[Written problem]
Using the listing below, copy every line that mentions "text".

Some records

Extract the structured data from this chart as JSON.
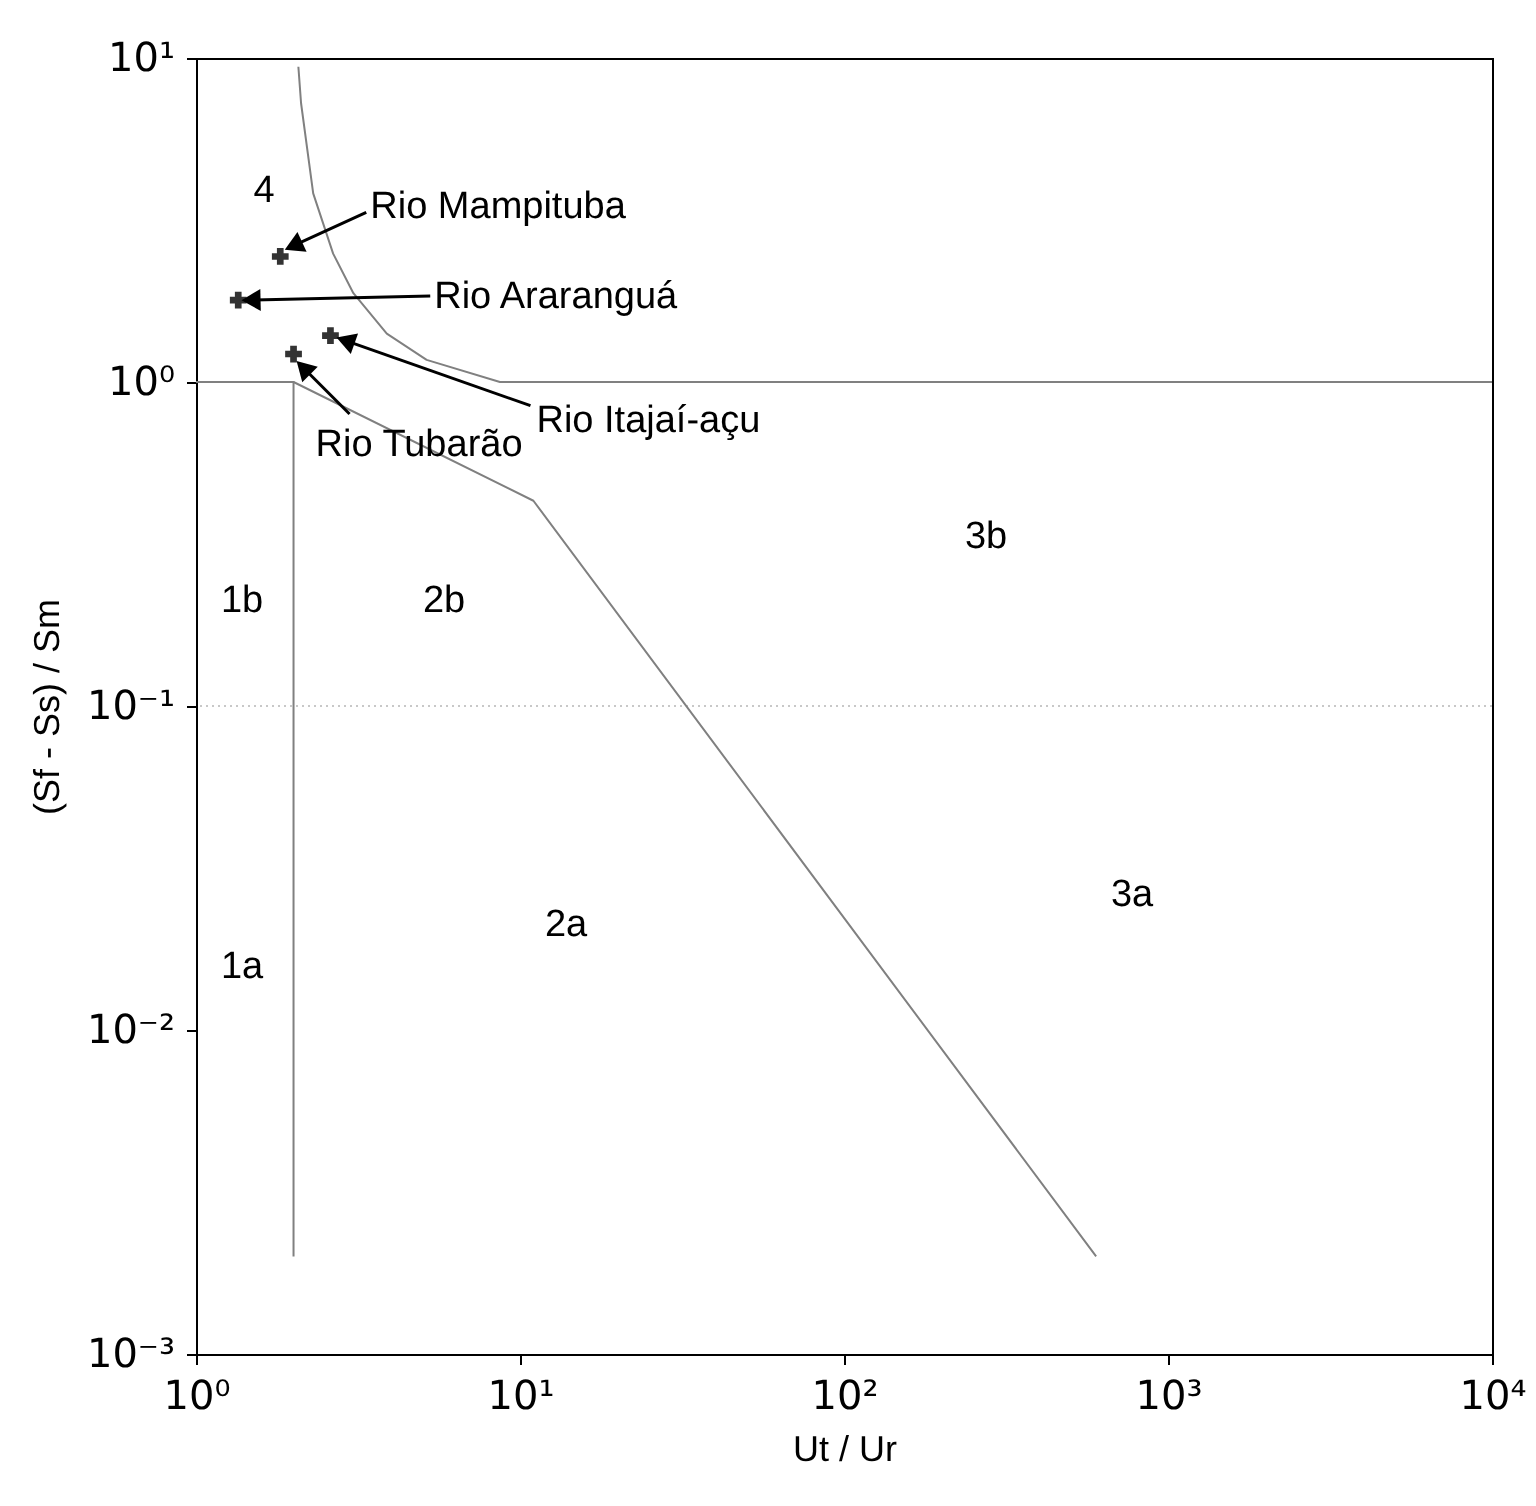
{
  "chart_data": {
    "type": "scatter",
    "xlabel": "Ut / Ur",
    "ylabel": "(Sf - Ss) / Sm",
    "log": "xy",
    "xlim": [
      1,
      10000
    ],
    "ylim": [
      0.001,
      10
    ],
    "xticks": [
      {
        "value": 1,
        "label": "10⁰"
      },
      {
        "value": 10,
        "label": "10¹"
      },
      {
        "value": 100,
        "label": "10²"
      },
      {
        "value": 1000,
        "label": "10³"
      },
      {
        "value": 10000,
        "label": "10⁴"
      }
    ],
    "yticks": [
      {
        "value": 0.001,
        "label": "10⁻³"
      },
      {
        "value": 0.01,
        "label": "10⁻²"
      },
      {
        "value": 0.1,
        "label": "10⁻¹"
      },
      {
        "value": 1,
        "label": "10⁰"
      },
      {
        "value": 10,
        "label": "10¹"
      }
    ],
    "grid": false,
    "series": [
      {
        "color": "#333333",
        "marker": "cross",
        "x": [
          1.82,
          1.35,
          2.6,
          2.0
        ],
        "values": [
          2.44,
          1.79,
          1.39,
          1.22
        ]
      },
      {
        "type": "line",
        "color": "#808080",
        "x": [
          2.07,
          2.11,
          2.3,
          2.65,
          3.06,
          3.88,
          5.15,
          8.67,
          10000
        ],
        "values": [
          9.4,
          7.25,
          3.82,
          2.49,
          1.88,
          1.41,
          1.17,
          1.0,
          1.0
        ]
      },
      {
        "type": "line",
        "color": "#808080",
        "x": [
          1,
          2,
          2
        ],
        "values": [
          1,
          1,
          0.002
        ]
      },
      {
        "type": "line",
        "color": "#808080",
        "x": [
          2,
          11,
          600
        ],
        "values": [
          1,
          0.43,
          0.002
        ]
      }
    ],
    "ref_lines": [
      {
        "axis": "y",
        "value": 0.1,
        "color": "#c8c8c8",
        "line_style": "dotted"
      }
    ],
    "annotations": [
      {
        "text": "Rio Mampituba",
        "x": 1.82,
        "y": 2.44
      },
      {
        "text": "Rio Araranguá",
        "x": 1.35,
        "y": 1.79
      },
      {
        "text": "Rio Itajaí-açu",
        "x": 2.6,
        "y": 1.39
      },
      {
        "text": "Rio Tubarão",
        "x": 2.0,
        "y": 1.22
      },
      "4",
      "1b",
      "2b",
      "3b",
      "1a",
      "2a",
      "3a"
    ]
  }
}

[The response]
        "text": "Rio Mampituba",
        "text": "Rio Araranguá",
        "text": "Rio Itajaí-açu",
        "text": "Rio Tubarão",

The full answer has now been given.